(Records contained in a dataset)

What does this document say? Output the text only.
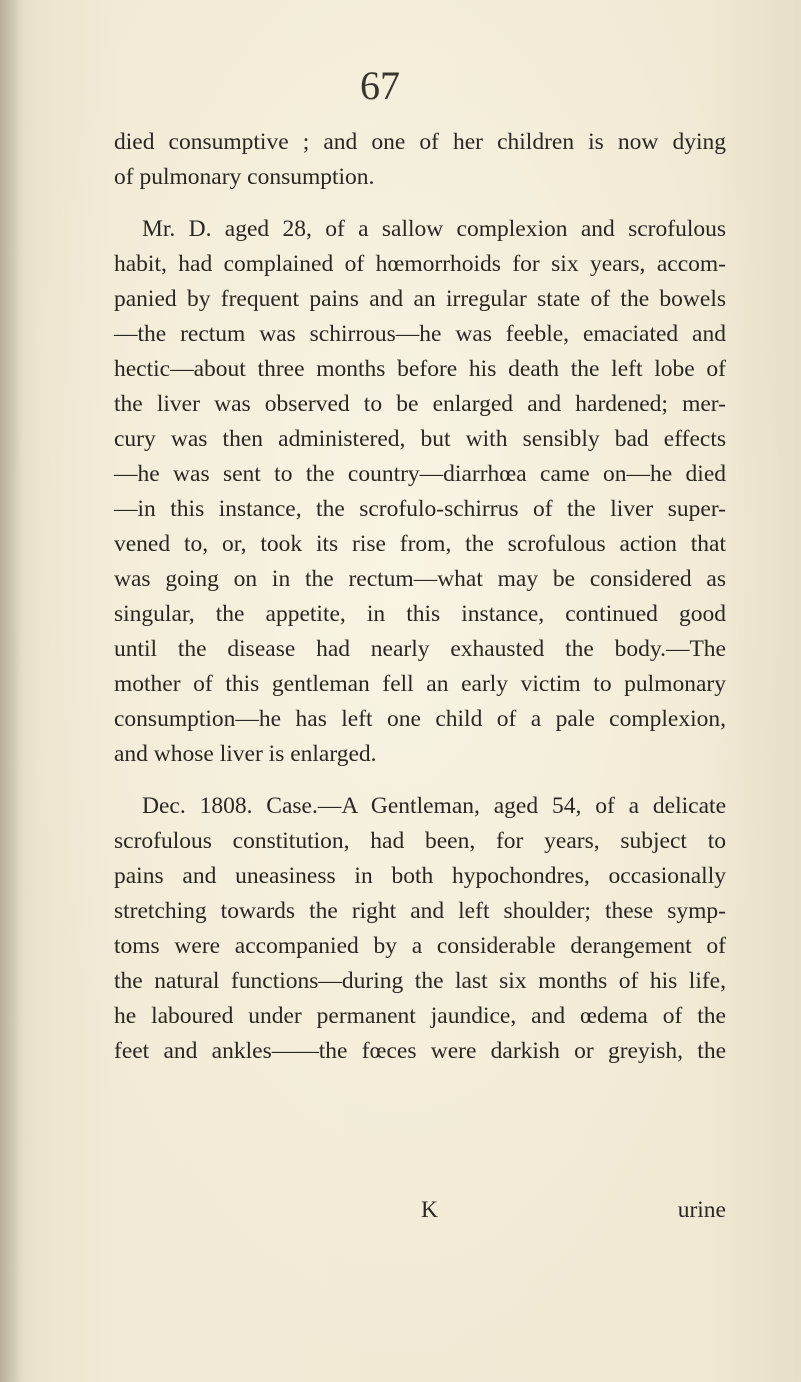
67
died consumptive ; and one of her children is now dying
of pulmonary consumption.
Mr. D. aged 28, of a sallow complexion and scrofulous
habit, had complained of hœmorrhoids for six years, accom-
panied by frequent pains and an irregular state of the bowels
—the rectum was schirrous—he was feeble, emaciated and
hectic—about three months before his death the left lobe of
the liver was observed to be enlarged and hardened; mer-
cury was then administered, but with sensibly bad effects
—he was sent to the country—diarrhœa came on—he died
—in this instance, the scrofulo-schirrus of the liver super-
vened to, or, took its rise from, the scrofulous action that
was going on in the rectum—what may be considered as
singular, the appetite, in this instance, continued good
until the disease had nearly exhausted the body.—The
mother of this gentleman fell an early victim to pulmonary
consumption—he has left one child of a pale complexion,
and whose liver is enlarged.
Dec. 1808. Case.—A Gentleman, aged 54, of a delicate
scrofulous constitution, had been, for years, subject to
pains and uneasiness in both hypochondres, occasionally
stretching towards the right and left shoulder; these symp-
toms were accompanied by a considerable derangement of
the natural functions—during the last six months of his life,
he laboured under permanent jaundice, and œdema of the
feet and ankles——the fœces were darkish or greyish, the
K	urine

= Short task =
Quote all of the entries word for word, omitting any pictures.

= Written response =
What does this document say? Output the text only.
67
died consumptive ; and one of her children is now dying
of pulmonary consumption.
Mr. D. aged 28, of a sallow complexion and scrofulous
habit, had complained of hœmorrhoids for six years, accom-
panied by frequent pains and an irregular state of the bowels
—the rectum was schirrous—he was feeble, emaciated and
hectic—about three months before his death the left lobe of
the liver was observed to be enlarged and hardened; mer-
cury was then administered, but with sensibly bad effects
—he was sent to the country—diarrhœa came on—he died
—in this instance, the scrofulo-schirrus of the liver super-
vened to, or, took its rise from, the scrofulous action that
was going on in the rectum—what may be considered as
singular, the appetite, in this instance, continued good
until the disease had nearly exhausted the body.—The
mother of this gentleman fell an early victim to pulmonary
consumption—he has left one child of a pale complexion,
and whose liver is enlarged.
Dec. 1808. Case.—A Gentleman, aged 54, of a delicate
scrofulous constitution, had been, for years, subject to
pains and uneasiness in both hypochondres, occasionally
stretching towards the right and left shoulder; these symp-
toms were accompanied by a considerable derangement of
the natural functions—during the last six months of his life,
he laboured under permanent jaundice, and œdema of the
feet and ankles——the fœces were darkish or greyish, the
K	urine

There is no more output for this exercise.